Challenge: Wherever the word "Congregazione" shows up in a line, please copy that line.

Recorded information:
■ ■ ■ ■

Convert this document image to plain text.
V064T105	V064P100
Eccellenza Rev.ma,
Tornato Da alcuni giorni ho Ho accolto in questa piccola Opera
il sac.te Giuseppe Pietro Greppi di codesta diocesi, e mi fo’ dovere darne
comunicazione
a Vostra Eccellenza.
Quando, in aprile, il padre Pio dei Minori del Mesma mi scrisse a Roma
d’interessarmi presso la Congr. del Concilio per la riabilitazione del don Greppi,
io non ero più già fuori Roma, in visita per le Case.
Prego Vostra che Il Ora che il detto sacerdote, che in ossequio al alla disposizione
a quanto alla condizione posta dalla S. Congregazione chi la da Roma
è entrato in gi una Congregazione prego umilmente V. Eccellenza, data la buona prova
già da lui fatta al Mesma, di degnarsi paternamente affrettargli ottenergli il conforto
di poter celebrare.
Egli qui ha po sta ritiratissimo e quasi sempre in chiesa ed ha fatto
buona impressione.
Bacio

■ ■ ■ ■

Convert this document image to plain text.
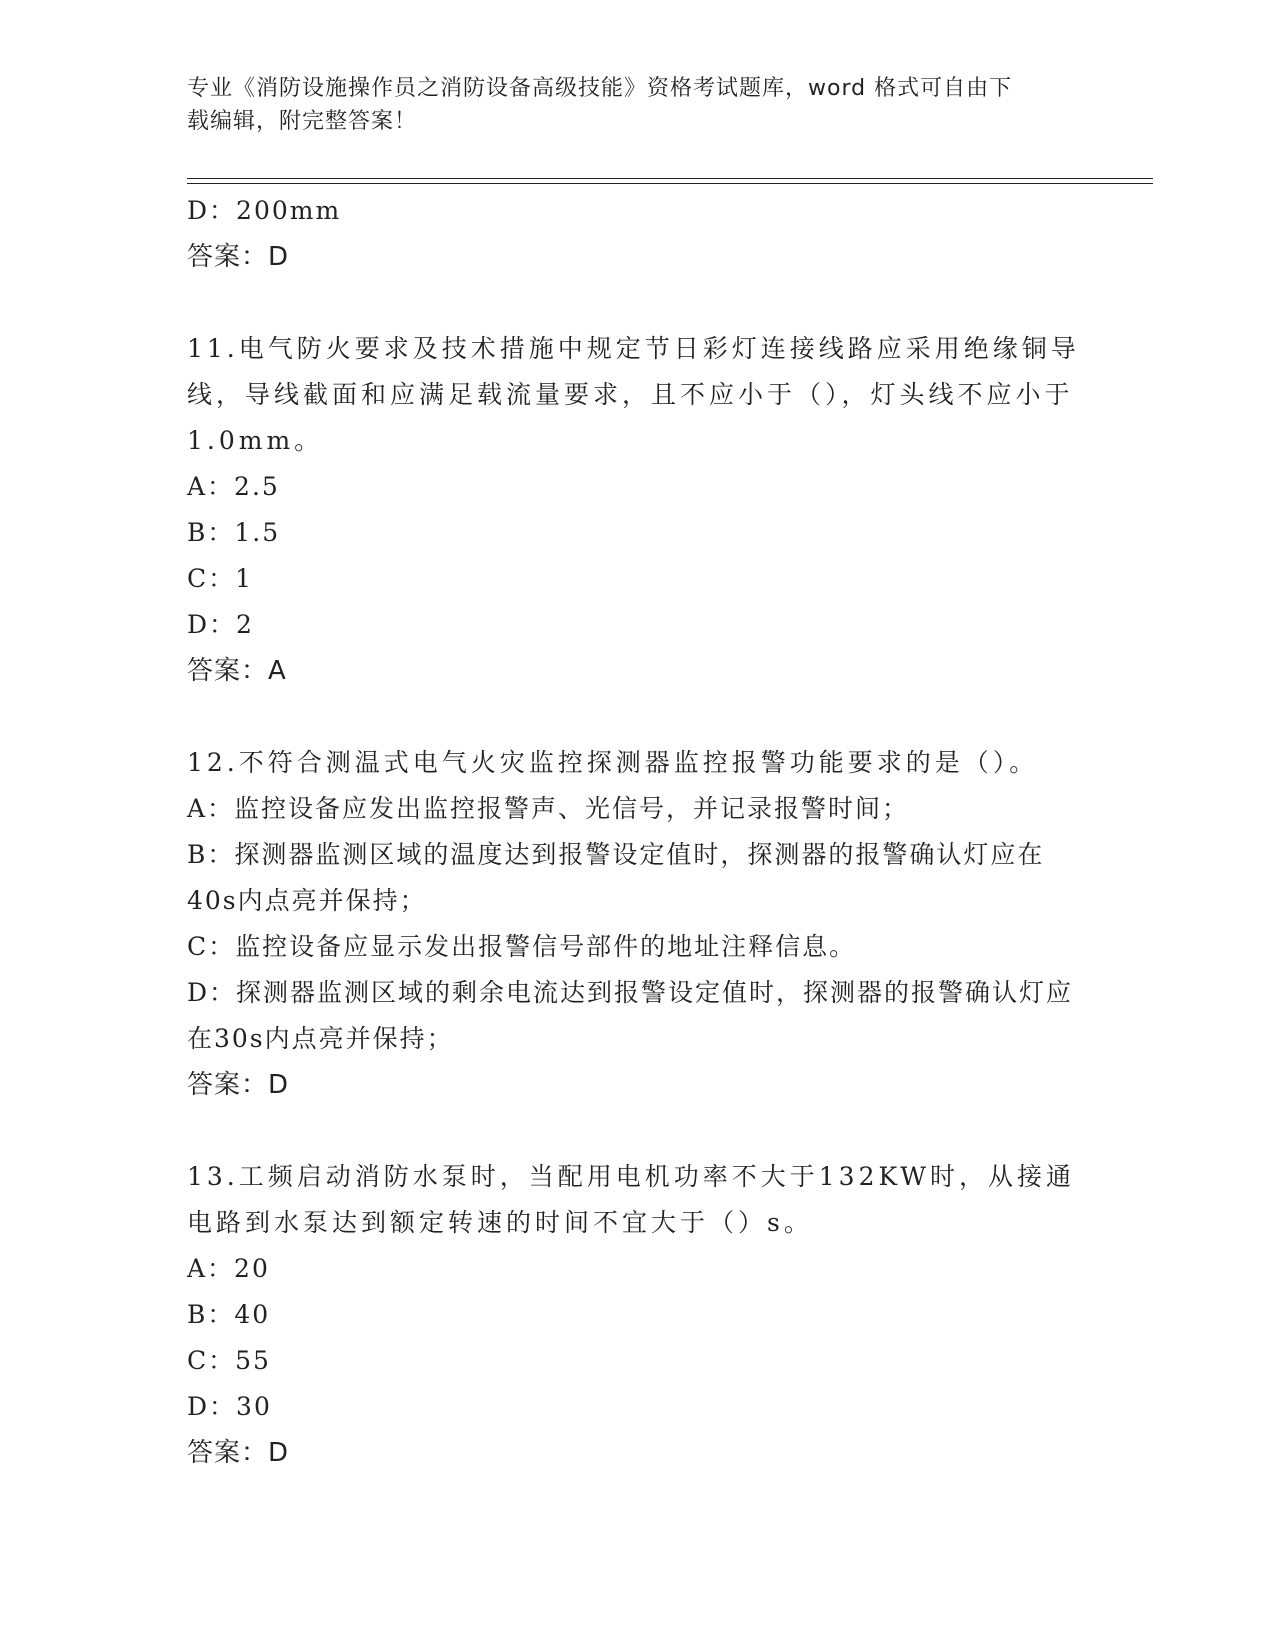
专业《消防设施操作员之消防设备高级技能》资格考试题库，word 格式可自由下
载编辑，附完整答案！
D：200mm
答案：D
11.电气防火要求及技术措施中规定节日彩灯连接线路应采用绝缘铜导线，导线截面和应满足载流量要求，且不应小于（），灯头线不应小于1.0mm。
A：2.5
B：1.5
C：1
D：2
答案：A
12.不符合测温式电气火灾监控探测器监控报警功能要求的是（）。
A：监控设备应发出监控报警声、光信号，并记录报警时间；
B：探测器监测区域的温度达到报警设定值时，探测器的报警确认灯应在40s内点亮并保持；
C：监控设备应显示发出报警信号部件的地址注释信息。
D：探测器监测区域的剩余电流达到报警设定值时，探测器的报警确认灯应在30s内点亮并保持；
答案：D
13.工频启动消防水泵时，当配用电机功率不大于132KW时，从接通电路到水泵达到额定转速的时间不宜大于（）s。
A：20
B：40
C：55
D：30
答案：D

■ ■ ■ ■

Answer:
a quanto alla condizione posta dalla S. Congregazione chi la da Roma
è entrato in gi una Congregazione prego umilmente V. Eccellenza, data la buona prova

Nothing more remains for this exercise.